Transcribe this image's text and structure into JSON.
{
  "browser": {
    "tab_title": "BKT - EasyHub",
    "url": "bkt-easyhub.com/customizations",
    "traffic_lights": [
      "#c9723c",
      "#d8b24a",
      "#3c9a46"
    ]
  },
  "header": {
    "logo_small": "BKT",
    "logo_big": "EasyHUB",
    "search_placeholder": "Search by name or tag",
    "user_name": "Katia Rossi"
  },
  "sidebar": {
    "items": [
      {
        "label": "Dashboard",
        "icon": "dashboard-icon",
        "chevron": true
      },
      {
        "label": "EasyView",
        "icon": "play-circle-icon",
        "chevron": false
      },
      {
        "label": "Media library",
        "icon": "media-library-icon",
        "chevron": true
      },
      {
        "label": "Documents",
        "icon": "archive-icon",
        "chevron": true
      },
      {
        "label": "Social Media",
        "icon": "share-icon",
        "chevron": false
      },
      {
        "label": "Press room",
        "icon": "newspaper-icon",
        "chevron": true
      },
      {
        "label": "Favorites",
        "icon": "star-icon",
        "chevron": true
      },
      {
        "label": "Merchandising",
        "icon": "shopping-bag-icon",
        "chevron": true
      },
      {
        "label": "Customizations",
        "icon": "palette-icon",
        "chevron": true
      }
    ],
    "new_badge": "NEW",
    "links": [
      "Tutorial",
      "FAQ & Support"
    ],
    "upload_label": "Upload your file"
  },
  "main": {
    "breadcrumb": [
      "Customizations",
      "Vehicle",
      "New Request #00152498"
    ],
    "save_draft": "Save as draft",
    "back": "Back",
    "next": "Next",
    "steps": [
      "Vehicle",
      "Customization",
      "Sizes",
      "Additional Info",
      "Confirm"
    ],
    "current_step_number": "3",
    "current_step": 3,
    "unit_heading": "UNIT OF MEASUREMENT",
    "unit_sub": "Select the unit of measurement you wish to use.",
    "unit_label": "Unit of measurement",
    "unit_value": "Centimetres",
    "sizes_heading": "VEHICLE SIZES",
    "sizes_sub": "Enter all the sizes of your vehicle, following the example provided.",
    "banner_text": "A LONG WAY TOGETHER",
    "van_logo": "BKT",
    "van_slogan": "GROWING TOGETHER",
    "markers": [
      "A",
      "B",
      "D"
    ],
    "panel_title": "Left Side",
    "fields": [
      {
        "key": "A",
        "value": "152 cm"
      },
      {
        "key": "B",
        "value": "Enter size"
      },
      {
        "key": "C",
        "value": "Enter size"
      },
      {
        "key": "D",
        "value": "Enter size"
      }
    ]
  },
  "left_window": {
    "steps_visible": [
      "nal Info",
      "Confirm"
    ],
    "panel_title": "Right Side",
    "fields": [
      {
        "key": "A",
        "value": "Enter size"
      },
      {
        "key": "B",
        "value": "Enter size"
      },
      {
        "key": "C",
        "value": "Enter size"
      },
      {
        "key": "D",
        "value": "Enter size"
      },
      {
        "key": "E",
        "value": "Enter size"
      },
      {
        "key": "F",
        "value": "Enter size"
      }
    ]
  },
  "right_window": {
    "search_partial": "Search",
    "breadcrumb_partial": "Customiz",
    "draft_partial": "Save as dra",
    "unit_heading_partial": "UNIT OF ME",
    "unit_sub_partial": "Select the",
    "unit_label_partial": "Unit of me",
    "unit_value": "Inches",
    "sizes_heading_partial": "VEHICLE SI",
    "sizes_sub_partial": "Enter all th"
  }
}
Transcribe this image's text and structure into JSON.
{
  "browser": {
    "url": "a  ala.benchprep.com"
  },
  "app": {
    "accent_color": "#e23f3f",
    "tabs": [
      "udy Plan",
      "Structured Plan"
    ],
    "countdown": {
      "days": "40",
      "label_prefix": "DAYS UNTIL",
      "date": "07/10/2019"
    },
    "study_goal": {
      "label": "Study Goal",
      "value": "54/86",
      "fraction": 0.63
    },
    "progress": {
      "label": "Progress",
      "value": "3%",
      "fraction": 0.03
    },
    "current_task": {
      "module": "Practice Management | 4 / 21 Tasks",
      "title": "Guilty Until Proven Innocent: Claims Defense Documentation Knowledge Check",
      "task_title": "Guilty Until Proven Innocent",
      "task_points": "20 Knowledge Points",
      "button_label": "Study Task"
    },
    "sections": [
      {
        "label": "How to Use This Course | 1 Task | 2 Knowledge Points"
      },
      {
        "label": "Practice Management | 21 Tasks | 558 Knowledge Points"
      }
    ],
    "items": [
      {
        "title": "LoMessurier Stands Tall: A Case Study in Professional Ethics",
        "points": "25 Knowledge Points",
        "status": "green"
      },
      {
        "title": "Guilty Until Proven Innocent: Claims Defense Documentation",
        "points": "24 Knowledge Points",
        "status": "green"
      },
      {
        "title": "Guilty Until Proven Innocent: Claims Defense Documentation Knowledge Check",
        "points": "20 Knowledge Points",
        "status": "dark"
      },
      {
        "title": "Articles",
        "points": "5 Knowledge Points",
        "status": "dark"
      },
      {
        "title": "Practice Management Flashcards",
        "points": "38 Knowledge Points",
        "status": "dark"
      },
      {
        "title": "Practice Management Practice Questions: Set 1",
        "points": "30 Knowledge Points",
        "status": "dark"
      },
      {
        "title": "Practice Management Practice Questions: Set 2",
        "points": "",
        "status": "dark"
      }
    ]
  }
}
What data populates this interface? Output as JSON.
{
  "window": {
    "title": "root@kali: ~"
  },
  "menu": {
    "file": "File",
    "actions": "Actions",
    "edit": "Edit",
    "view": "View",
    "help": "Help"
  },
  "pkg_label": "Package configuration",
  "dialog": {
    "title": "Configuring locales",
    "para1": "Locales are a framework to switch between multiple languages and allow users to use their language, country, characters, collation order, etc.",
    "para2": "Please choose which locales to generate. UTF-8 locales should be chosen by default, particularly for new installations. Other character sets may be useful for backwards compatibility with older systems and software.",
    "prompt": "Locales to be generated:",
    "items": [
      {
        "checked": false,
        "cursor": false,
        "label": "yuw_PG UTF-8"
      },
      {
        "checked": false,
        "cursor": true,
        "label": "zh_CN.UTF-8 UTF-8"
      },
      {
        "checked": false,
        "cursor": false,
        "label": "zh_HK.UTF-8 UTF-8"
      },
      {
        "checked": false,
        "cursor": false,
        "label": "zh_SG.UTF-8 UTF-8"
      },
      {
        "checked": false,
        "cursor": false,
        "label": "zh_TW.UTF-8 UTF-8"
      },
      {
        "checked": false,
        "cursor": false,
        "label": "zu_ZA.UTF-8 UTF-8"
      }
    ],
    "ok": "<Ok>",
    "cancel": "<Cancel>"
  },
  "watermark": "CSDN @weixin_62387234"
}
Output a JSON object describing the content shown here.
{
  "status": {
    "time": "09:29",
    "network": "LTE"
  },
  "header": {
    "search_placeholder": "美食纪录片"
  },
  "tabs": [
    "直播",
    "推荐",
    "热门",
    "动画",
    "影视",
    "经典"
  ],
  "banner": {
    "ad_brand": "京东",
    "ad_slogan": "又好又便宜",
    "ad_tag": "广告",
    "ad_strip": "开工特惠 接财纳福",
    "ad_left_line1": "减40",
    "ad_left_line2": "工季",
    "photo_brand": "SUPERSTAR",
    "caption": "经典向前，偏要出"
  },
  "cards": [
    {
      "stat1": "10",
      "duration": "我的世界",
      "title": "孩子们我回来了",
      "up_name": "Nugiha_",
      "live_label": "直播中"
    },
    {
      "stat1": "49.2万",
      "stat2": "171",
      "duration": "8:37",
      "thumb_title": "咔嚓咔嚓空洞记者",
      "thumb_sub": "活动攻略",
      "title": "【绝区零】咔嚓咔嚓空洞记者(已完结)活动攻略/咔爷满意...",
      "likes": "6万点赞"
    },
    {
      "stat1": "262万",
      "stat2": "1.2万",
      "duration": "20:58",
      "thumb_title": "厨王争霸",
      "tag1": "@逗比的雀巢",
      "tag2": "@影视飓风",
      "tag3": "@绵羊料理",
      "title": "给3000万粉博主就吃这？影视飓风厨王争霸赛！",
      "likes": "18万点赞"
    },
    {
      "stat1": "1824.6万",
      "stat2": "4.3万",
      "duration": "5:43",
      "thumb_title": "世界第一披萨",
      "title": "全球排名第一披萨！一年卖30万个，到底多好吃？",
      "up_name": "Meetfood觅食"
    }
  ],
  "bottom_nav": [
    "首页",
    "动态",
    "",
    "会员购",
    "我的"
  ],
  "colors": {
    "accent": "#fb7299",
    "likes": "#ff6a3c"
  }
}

_ _ _ _ _

**WORK TO DO**
Count the lines above that contain the word "duration", and reply with only that number.

**RESULT FOR THIS EXERCISE**
4